**Labeled box records:**
• • • • • • •

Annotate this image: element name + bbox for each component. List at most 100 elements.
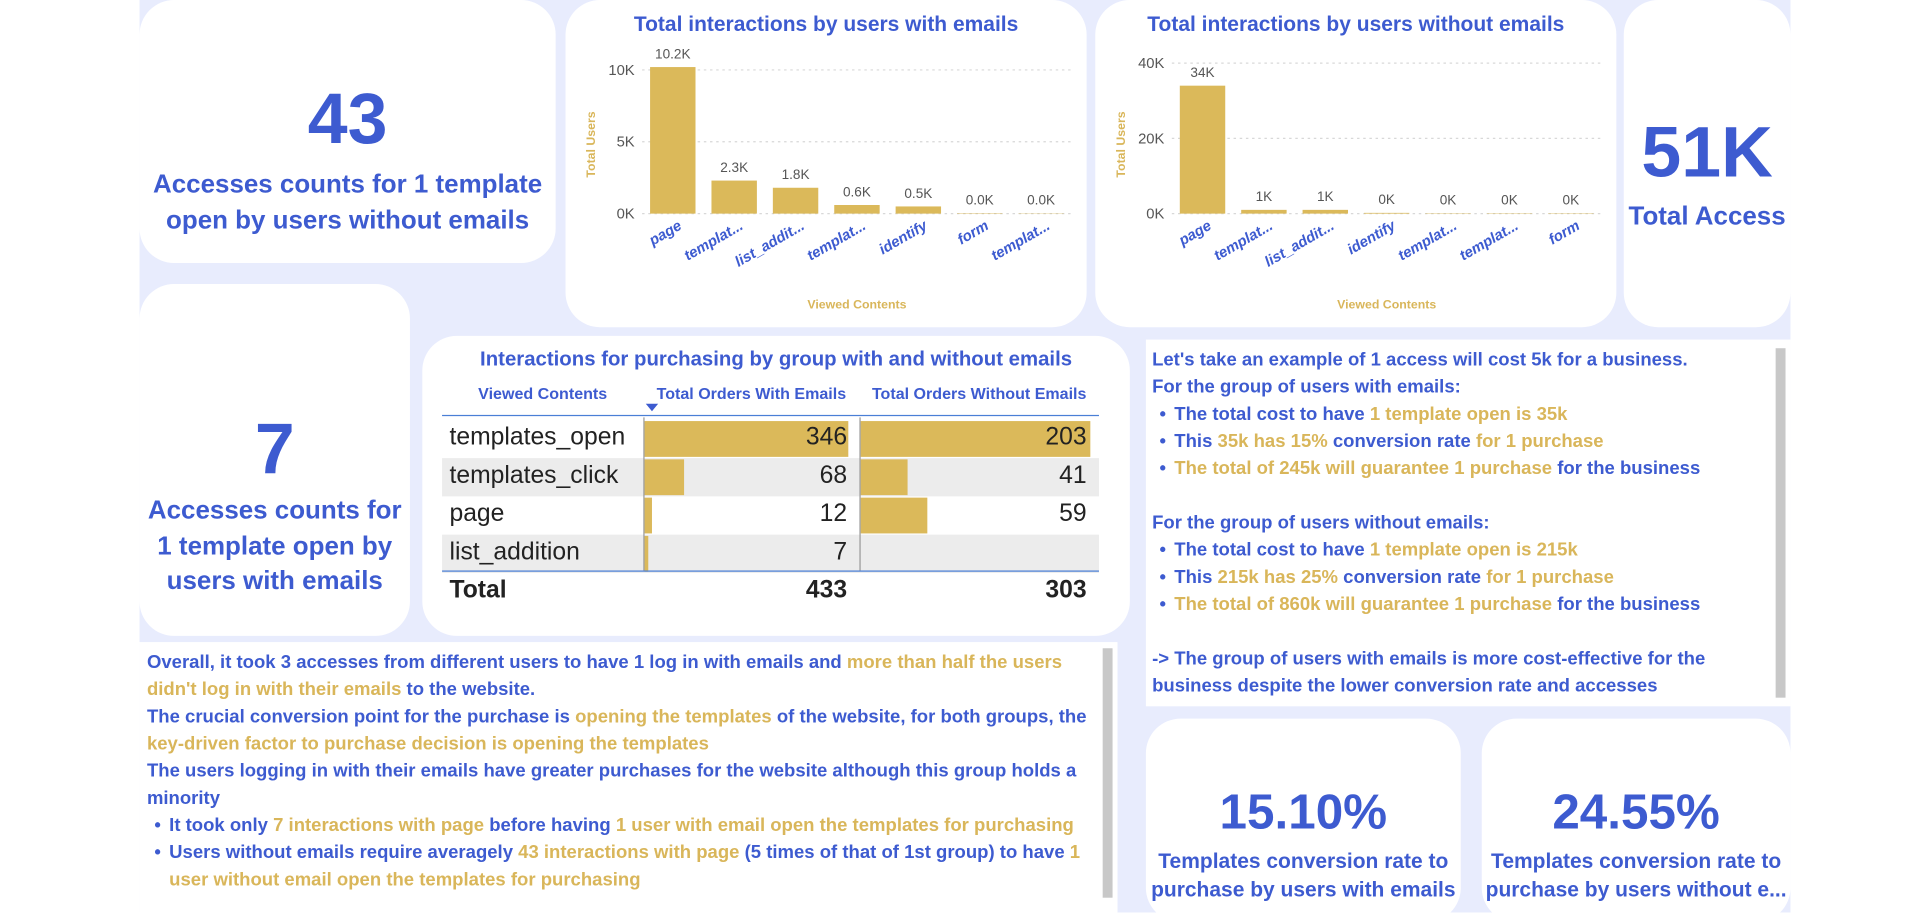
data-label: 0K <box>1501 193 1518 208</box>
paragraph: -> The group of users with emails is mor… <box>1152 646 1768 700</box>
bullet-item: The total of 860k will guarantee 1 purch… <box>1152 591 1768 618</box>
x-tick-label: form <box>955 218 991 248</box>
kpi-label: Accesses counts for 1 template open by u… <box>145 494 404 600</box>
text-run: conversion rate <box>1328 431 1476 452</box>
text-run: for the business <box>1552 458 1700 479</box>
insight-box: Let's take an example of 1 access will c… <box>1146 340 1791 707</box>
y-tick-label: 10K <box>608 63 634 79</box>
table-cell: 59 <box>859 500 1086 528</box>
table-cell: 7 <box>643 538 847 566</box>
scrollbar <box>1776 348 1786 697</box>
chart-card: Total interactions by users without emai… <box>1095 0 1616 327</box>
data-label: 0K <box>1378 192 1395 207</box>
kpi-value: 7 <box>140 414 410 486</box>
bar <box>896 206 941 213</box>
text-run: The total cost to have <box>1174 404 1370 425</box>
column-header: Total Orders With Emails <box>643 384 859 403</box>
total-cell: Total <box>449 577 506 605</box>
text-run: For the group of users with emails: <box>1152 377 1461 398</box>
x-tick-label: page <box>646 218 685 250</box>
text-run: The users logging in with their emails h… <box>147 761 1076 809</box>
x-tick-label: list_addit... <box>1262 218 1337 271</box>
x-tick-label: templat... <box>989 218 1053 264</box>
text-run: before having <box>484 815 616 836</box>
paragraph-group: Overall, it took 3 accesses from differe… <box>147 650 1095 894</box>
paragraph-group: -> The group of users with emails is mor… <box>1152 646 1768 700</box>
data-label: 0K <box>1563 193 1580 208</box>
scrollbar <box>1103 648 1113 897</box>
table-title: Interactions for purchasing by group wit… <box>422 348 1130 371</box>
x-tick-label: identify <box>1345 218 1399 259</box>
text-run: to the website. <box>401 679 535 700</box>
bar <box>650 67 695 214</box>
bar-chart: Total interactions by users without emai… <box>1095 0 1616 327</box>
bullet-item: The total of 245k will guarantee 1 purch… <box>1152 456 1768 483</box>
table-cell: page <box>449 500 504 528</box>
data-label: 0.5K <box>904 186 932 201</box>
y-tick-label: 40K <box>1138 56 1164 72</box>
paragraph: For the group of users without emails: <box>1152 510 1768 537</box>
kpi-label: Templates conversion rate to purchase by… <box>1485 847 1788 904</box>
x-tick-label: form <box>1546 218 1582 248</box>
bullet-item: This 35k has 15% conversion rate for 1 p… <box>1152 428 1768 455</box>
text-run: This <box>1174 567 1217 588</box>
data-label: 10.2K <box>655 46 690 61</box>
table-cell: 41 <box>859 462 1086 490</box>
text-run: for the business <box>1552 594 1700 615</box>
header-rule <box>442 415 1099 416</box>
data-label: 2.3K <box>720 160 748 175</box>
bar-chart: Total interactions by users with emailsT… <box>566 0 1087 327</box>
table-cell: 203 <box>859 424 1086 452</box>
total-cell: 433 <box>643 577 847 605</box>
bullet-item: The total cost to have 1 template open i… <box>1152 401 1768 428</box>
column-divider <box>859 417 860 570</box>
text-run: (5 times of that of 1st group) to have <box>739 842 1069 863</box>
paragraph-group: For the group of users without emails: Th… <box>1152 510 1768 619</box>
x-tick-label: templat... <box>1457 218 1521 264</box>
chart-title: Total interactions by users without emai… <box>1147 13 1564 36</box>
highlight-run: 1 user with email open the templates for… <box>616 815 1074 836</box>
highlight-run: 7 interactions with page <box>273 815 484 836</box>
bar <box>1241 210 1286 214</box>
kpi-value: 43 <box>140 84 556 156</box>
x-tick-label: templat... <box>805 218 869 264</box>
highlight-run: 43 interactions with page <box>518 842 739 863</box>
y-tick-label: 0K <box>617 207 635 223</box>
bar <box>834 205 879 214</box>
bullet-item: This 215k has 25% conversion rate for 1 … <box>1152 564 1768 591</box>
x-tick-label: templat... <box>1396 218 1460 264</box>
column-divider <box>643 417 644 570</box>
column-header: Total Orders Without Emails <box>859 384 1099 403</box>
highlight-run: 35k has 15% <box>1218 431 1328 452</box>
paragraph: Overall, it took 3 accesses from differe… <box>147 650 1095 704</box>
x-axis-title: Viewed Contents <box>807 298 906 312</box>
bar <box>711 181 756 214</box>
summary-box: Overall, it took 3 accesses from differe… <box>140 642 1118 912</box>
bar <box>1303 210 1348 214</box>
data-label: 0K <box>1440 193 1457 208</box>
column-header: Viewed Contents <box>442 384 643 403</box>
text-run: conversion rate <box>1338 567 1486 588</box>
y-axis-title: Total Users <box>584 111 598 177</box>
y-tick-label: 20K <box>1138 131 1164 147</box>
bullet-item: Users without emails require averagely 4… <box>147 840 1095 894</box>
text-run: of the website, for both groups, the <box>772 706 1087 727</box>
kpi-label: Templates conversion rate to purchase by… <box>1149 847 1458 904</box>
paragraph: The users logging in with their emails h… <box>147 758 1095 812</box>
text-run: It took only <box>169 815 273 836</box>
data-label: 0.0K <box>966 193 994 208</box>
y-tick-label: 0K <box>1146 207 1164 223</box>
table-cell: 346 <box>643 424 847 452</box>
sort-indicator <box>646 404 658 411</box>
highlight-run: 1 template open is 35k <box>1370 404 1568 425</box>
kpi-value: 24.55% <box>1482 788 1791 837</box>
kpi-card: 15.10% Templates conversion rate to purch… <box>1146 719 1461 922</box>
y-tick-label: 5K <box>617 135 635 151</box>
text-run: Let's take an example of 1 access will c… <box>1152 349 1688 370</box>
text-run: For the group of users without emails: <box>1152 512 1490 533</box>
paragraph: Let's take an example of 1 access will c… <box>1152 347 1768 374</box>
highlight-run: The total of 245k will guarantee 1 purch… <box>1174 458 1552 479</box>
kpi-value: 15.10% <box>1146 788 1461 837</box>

• • • • • • •

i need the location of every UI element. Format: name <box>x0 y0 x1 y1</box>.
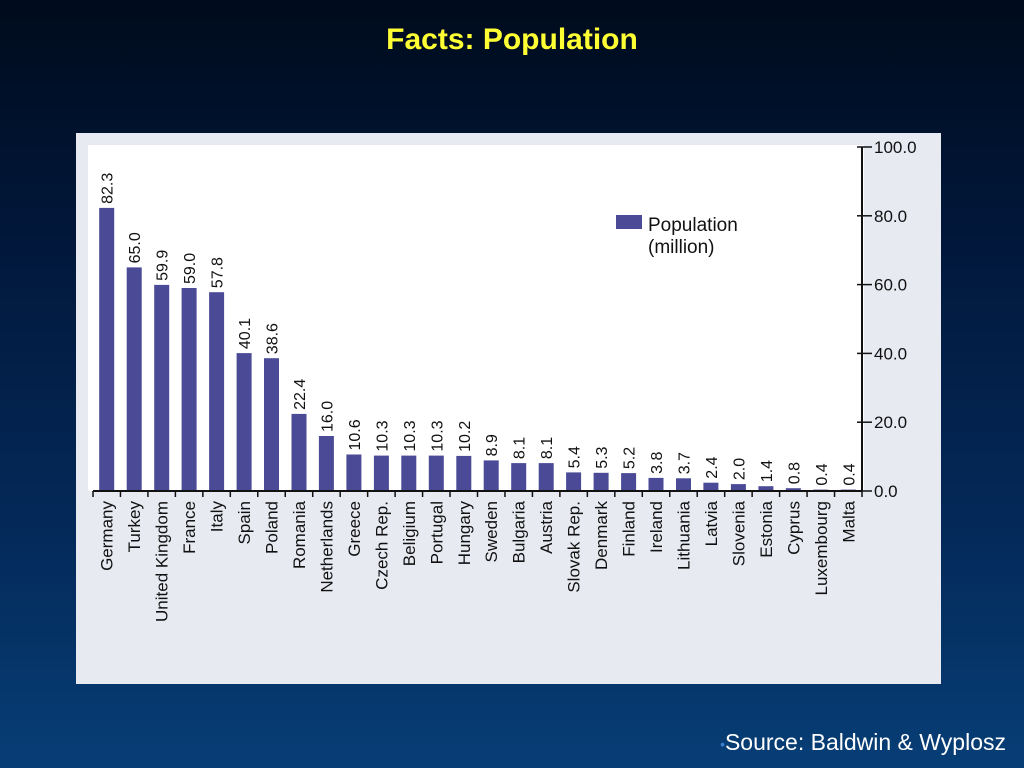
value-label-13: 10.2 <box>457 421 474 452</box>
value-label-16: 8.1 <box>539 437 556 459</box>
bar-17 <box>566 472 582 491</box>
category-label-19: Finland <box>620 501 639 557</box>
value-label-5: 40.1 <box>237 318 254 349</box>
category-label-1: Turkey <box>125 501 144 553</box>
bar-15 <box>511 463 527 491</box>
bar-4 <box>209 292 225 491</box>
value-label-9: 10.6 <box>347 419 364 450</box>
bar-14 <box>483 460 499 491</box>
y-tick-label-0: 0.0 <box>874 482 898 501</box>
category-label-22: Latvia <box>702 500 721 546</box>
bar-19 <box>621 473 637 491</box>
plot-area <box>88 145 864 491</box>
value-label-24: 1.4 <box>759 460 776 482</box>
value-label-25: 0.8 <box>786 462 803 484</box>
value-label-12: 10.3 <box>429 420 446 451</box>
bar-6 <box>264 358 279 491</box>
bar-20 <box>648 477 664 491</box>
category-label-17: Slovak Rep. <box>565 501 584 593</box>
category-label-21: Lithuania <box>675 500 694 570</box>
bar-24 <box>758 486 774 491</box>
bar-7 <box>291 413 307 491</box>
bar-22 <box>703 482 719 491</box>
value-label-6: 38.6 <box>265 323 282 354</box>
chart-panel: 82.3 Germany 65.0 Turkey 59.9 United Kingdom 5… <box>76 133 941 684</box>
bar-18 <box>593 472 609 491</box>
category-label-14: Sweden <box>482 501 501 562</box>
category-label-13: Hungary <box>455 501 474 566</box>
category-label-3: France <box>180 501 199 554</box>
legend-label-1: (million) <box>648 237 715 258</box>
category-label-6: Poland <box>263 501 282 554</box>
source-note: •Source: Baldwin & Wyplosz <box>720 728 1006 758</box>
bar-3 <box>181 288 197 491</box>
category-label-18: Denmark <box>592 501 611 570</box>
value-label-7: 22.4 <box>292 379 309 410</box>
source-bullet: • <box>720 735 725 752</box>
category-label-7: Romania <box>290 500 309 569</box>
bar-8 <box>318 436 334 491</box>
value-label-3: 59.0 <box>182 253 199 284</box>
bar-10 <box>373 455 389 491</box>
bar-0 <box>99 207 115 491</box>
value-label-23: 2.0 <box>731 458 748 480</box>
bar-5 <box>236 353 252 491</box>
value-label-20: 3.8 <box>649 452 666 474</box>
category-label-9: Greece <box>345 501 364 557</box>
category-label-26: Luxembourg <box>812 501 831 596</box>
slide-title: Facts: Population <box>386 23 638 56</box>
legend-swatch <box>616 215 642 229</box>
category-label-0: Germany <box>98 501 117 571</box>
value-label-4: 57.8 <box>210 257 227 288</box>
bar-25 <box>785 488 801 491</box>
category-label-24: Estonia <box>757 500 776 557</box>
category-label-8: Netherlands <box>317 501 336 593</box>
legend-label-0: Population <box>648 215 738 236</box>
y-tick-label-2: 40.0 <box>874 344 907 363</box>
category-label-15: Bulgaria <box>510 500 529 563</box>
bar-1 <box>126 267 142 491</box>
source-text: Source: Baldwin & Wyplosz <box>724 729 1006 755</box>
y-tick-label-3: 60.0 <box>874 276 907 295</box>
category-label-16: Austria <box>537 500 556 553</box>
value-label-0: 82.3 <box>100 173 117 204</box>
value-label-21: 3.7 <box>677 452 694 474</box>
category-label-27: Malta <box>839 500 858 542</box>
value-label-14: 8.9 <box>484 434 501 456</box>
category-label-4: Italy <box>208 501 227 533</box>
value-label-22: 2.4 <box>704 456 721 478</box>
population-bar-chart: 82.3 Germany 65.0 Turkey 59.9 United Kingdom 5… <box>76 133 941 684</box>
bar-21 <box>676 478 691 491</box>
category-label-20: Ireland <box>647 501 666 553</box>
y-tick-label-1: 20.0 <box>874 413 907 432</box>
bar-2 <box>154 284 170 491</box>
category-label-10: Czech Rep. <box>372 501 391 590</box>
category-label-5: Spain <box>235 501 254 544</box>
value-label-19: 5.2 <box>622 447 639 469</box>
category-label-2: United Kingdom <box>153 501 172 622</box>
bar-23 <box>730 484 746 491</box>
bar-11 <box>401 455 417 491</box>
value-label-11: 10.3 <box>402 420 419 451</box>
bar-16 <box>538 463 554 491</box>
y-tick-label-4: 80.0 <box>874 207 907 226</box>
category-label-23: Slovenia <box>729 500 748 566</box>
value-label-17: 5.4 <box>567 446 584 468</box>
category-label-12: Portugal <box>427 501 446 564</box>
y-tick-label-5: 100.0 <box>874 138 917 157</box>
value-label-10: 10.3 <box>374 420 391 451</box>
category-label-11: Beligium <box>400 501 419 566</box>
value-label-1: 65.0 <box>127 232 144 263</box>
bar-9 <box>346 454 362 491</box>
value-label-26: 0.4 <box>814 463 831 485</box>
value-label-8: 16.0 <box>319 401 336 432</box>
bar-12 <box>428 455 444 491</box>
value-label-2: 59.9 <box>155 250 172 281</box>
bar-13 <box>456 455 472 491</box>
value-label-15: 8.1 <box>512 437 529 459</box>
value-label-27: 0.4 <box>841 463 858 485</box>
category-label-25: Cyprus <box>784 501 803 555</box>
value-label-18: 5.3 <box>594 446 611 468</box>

• • • • • • •

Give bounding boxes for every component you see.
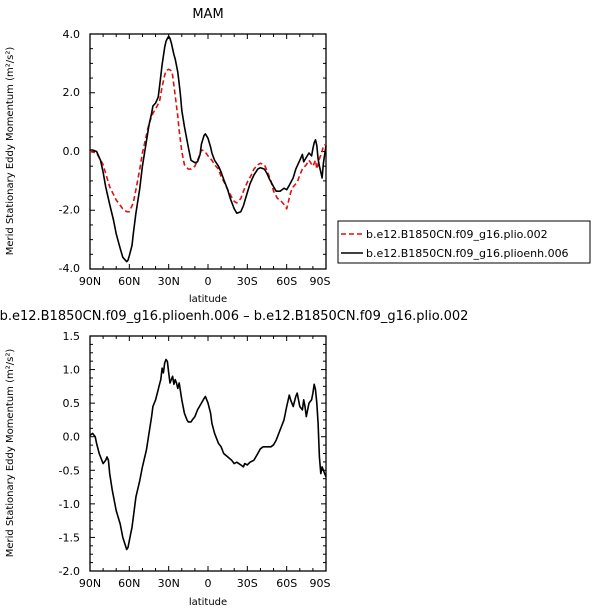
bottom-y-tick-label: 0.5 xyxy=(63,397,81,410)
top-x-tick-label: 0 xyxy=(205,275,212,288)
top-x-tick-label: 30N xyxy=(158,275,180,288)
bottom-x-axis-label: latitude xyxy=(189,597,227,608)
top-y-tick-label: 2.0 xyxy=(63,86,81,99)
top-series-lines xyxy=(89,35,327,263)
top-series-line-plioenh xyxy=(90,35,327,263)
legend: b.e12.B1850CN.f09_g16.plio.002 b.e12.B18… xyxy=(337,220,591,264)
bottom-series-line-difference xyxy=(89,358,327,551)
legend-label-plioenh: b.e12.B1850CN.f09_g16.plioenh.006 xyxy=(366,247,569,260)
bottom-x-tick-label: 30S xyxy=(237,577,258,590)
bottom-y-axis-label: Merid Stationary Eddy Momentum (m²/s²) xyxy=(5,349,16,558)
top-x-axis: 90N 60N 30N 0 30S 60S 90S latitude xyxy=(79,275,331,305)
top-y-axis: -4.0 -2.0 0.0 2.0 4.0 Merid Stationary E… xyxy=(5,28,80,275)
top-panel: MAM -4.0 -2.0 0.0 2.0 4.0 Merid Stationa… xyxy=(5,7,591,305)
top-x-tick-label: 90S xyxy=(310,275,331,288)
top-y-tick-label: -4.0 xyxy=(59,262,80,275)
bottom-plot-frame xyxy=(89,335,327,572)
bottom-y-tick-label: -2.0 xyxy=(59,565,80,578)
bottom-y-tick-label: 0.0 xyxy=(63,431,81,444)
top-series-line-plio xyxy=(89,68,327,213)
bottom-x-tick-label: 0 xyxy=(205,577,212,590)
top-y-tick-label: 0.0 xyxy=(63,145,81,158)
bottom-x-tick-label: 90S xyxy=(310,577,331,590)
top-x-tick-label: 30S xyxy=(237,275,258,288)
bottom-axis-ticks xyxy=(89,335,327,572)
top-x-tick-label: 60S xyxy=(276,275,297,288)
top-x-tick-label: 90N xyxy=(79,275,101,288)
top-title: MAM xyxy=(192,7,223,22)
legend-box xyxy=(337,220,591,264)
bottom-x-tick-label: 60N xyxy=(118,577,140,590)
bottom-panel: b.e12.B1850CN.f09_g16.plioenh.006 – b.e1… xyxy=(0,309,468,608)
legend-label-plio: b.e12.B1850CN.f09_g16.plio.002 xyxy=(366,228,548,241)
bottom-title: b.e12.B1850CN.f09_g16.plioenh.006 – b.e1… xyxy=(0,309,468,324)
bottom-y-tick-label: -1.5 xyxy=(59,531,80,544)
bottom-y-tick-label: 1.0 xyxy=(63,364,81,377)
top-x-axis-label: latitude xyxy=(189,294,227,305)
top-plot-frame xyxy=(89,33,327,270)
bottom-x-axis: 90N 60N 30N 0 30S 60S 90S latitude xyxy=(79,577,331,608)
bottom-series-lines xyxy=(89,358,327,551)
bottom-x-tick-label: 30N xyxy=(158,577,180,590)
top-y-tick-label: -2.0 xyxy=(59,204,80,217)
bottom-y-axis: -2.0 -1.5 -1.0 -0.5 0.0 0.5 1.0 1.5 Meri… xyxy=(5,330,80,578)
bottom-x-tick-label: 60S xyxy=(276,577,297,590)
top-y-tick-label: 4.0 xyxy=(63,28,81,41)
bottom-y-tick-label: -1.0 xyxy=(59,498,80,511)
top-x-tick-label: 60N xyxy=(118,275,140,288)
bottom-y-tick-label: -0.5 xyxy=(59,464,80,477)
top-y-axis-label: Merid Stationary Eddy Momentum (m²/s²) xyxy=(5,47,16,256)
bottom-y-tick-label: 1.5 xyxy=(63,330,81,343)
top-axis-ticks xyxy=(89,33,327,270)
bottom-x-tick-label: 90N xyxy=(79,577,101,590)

• • • • • • •

**Work to be completed:**
Please lay out the lines from the one with "data-label: 0K <box>1501 193 1518 208</box>" up to and including the one with "x-tick-label: form <box>955 218 991 248</box>" as a Markdown table with the columns Row and Line, leaving out any blank lines.

**Written answer:**
| Row | Line |
|---|---|
| 1 | data-label: 0K <box>1501 193 1518 208</box> |
| 2 | paragraph: -> The group of users with emails is mor… <box>1152 646 1768 700</box> |
| 3 | bullet-item: The total of 860k will guarantee 1 purch… <box>1152 591 1768 618</box> |
| 4 | x-tick-label: form <box>955 218 991 248</box> |